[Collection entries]
----
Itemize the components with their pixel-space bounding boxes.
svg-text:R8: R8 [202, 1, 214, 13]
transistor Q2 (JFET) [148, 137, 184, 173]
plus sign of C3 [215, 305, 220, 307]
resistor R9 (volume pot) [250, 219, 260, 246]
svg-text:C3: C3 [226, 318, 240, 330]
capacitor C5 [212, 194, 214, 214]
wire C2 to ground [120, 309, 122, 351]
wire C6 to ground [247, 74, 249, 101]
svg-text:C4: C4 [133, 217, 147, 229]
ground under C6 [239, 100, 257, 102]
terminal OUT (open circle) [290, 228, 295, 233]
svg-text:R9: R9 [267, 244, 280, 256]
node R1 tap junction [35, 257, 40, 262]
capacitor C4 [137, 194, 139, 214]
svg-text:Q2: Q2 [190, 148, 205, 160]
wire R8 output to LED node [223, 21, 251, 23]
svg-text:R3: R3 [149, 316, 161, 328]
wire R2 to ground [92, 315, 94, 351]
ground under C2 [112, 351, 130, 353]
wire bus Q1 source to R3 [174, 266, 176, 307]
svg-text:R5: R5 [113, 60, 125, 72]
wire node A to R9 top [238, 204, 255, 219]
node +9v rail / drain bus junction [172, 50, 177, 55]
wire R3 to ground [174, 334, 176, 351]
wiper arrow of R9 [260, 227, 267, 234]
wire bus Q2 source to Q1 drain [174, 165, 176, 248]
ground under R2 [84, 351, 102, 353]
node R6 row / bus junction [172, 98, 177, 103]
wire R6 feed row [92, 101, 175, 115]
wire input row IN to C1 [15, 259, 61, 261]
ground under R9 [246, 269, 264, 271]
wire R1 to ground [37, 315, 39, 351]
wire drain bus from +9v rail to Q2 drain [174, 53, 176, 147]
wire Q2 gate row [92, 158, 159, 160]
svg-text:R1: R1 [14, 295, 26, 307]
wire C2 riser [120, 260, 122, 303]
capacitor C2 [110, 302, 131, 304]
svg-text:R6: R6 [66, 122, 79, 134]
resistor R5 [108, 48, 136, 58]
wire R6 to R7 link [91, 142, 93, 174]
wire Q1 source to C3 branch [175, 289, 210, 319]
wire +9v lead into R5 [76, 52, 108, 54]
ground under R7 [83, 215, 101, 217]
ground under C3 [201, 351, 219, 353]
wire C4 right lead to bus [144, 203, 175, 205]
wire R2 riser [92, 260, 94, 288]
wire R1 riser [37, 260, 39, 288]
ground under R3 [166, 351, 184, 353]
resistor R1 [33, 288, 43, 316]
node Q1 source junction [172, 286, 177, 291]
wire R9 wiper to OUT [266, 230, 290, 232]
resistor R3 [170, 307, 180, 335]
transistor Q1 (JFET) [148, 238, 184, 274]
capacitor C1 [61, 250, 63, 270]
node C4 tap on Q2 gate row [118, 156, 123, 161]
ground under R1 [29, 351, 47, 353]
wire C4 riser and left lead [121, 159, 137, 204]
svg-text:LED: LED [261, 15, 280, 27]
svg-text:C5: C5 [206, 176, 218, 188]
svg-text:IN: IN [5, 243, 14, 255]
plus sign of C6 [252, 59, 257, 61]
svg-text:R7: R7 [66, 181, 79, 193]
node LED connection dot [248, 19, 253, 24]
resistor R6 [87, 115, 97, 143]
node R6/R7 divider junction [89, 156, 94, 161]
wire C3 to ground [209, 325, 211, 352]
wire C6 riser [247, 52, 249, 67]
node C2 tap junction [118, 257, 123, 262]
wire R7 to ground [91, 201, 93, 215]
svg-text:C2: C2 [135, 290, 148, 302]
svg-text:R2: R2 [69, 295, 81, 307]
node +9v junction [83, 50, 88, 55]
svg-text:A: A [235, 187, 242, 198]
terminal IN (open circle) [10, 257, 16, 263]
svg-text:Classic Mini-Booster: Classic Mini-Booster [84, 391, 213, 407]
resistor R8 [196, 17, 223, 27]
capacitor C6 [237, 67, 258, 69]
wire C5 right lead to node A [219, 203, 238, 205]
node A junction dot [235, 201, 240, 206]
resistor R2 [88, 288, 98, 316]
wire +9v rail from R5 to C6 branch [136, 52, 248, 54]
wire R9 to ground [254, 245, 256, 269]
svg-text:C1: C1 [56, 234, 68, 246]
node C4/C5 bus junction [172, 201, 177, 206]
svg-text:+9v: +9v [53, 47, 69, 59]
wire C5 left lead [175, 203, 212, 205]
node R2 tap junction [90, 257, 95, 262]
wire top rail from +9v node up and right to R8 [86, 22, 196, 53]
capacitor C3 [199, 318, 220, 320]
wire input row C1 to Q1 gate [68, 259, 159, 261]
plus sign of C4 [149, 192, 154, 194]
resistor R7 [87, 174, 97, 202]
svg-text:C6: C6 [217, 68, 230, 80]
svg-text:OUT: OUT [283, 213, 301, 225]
----
• **PROBLEM REQUIREMENTS**: Show every line of the data that contains the string "under". Case counts.

• **WRITTEN SOLUTION**:
ground under C6 [239, 100, 257, 102]
ground under C2 [112, 351, 130, 353]
ground under R2 [84, 351, 102, 353]
ground under R9 [246, 269, 264, 271]
ground under R7 [83, 215, 101, 217]
ground under C3 [201, 351, 219, 353]
ground under R3 [166, 351, 184, 353]
ground under R1 [29, 351, 47, 353]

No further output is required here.